- **What the task requires**
Answer these questions using the forum thread below.
(a) How long had each of the two friends mentioned in the first post been the OW?
(b) In the analogy about a car, what does the poster say they knowingly agreed to?
(c) For how long has the husband in the long-married couple had a mistress?

- **Given text**

- - - - - - -

In answer to your question about 'winning', I can't speak from personal experience but two of my friends have been the OW - one for 4 years, and one for a few months (both men left their partners to be with them). For them, they just wanted to be with the guy - I don't think the thought process went much further than that - certainly neither of them really ever mentioned the original partners. Neither of the men were married, but they were in long-term relationships (no kids in either case).

On another note, here is Ant McPartlin's new GF being slated for breaking the 'girl code' even though they didn't get together until months after he broke up with his wife.
www.thesun.co.uk/tvandshowbiz/6554127/ant-mcpartlin-girlfriend-anne-marie-corbett-spotted-lisa-armstrong/

Openup41 · 17/06/2018 23:20

This reply has been deleted

Withdrawn at poster's request.

JAPAB · 17/06/2018 23:23

in this situation op your anger should be to your cheating husband not the ow.

Why can't someone have anger for both? It is not nothing to knowingly provide someone else with assistance in their harmful endeavours.

To use an analogy, if I knowingly agreed to let a drunk person drive my car, and other people end up getting hurt, it wouldn't surprise me at all to find myself on the receiving end of some rather bad feeling for events I chose to assist in.

Pasithea · 17/06/2018 23:34

A couple we know are married have been for forty odd years. The wife has developed severe mental issues starting not long after they married but has refused all treatment of any kind. It turns out her husband has promised to support her and stay to look after her in her old age but has had a mistress for 10 years. Knowing this couple really well it is all really sad but I really can’t blame him in any way she is a real nightmare to live with. As I said all really sad but at least he gets a bit of pleasure from the relationship.

wouldyoubeherifyouknew · 17/06/2018 23:36

@Ducksinarow1 yes you're right, just venting, sorry!
@LanguidLobster it's not raw but once in awhile I feel sad or angry about the situation and have a bit of a rant. Or the children are upset and it brings it to the surface. I'm one who tries to understand the whys and wherefores and struggle to understand how people can be so horrible to others in general.

OP posts:
Fivelittleduckies · 17/06/2018 23:43

OP I’m in no way defending the OW in your case - but from what you describe it still sounds as if she’s been fed countless lies from your ex. In this case I would say she justifies her actions in that you are really seen as the “bad guy” in this situation. Again it is your ex who has really created all of this, isn’t it. She’s certainly no innocent bystander and I would hate her guts if I were you, but as an outsider looking in it’s a little more clear how much your ex has vilified you to her.

- - - - - - -

- **Recorded data**
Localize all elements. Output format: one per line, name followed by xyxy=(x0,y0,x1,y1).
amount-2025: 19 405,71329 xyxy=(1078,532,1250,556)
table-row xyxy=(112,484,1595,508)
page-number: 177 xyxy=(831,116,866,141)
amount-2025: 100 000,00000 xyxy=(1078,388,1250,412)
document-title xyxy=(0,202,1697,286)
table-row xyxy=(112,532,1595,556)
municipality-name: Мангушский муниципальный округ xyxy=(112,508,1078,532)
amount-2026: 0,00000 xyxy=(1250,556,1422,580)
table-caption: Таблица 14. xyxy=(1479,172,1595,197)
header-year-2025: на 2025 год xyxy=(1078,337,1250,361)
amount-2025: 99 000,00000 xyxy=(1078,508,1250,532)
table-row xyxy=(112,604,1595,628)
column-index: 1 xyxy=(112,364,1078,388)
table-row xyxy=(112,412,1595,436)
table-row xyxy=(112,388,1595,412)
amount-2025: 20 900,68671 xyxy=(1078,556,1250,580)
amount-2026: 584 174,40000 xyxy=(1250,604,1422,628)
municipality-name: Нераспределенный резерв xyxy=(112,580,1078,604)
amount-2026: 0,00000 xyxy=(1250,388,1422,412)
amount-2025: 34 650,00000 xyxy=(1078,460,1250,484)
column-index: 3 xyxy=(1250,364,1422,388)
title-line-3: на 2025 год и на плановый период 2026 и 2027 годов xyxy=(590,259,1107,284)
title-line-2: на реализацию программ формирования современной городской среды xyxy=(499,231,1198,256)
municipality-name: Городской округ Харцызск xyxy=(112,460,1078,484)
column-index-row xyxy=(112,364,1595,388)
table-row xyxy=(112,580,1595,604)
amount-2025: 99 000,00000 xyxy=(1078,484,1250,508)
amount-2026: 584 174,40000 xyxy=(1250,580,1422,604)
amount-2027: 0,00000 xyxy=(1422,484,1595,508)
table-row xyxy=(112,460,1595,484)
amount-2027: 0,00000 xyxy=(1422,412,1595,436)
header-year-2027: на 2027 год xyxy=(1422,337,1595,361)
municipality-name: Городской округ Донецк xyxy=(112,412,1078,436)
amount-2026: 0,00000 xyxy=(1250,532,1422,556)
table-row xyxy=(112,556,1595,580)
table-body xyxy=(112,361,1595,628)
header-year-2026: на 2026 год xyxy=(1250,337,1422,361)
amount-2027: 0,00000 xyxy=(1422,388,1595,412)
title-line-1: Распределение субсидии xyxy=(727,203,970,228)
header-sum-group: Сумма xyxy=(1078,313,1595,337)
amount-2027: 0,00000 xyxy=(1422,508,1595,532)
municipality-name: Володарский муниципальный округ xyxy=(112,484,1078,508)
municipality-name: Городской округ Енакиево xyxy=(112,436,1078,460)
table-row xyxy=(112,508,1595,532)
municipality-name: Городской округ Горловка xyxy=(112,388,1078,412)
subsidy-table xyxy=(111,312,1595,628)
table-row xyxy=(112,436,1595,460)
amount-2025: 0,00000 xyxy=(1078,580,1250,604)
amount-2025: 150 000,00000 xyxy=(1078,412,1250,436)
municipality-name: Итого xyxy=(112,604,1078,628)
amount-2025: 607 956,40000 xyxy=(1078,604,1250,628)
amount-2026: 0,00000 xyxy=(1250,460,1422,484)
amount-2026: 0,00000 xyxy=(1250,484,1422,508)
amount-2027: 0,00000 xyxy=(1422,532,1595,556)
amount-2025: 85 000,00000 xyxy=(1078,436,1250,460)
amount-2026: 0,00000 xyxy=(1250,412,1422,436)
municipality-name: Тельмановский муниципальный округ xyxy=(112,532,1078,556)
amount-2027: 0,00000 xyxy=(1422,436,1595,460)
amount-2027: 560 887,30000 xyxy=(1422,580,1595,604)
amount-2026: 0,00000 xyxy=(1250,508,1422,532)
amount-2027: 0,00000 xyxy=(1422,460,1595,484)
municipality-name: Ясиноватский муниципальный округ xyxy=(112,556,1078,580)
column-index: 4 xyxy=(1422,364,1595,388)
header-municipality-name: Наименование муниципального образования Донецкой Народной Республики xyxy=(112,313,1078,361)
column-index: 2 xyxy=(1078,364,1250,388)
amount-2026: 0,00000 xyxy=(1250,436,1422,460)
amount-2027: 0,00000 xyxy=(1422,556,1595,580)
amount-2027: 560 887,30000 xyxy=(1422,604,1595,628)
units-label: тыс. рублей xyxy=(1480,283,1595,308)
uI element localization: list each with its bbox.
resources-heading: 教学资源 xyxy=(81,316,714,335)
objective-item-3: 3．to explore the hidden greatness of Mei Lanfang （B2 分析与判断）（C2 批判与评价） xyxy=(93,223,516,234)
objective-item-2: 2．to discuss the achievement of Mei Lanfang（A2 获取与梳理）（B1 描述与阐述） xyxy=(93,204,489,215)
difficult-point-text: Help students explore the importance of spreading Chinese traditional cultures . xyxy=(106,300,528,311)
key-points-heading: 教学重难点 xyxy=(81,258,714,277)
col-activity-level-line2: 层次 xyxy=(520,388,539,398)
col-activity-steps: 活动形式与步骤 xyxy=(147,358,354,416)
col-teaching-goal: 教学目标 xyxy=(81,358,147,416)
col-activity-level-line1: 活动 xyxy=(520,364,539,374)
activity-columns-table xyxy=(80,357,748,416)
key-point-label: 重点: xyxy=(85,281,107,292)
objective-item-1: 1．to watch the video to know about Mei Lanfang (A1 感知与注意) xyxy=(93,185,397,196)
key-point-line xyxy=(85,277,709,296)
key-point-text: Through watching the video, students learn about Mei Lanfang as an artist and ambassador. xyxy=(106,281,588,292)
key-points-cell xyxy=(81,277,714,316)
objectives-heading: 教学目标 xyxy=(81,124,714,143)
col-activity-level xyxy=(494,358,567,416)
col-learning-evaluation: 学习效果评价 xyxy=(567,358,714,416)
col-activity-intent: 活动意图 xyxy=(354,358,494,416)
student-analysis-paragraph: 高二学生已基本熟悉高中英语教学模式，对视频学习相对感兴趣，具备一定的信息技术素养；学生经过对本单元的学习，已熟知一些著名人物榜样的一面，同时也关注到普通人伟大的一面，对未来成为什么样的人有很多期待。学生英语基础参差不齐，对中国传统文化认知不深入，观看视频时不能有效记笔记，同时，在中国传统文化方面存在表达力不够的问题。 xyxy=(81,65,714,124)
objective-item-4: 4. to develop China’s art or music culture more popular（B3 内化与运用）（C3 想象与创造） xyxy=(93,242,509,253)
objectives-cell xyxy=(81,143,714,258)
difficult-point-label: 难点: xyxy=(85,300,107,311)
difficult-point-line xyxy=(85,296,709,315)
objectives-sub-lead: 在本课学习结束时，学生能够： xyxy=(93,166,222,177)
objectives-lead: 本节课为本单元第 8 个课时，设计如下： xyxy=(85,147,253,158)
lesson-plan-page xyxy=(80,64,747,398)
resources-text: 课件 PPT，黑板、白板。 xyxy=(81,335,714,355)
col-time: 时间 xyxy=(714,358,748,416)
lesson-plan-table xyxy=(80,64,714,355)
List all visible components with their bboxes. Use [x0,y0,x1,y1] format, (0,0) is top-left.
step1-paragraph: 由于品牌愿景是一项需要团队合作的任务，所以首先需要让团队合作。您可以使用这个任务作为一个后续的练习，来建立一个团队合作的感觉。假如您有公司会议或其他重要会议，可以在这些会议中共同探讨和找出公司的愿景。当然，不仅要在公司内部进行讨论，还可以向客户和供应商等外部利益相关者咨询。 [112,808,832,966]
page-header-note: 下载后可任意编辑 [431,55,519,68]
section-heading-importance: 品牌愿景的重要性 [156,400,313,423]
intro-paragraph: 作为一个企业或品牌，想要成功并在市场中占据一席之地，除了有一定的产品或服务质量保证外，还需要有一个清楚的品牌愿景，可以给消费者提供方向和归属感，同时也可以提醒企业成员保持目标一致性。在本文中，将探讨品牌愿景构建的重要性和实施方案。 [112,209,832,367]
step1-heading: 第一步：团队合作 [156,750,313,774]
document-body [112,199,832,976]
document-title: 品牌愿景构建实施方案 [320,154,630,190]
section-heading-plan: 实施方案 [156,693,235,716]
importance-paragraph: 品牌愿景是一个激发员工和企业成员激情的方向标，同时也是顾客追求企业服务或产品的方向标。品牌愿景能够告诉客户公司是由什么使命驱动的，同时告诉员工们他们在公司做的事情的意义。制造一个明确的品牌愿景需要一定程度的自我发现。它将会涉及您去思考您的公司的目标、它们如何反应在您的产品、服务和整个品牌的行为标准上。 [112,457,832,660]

- - - - - - -

- **Result**
(a) One had been the OW for 4 years, and the other for a few months.
(b) To let a drunk person drive their car.
(c) For 10 years.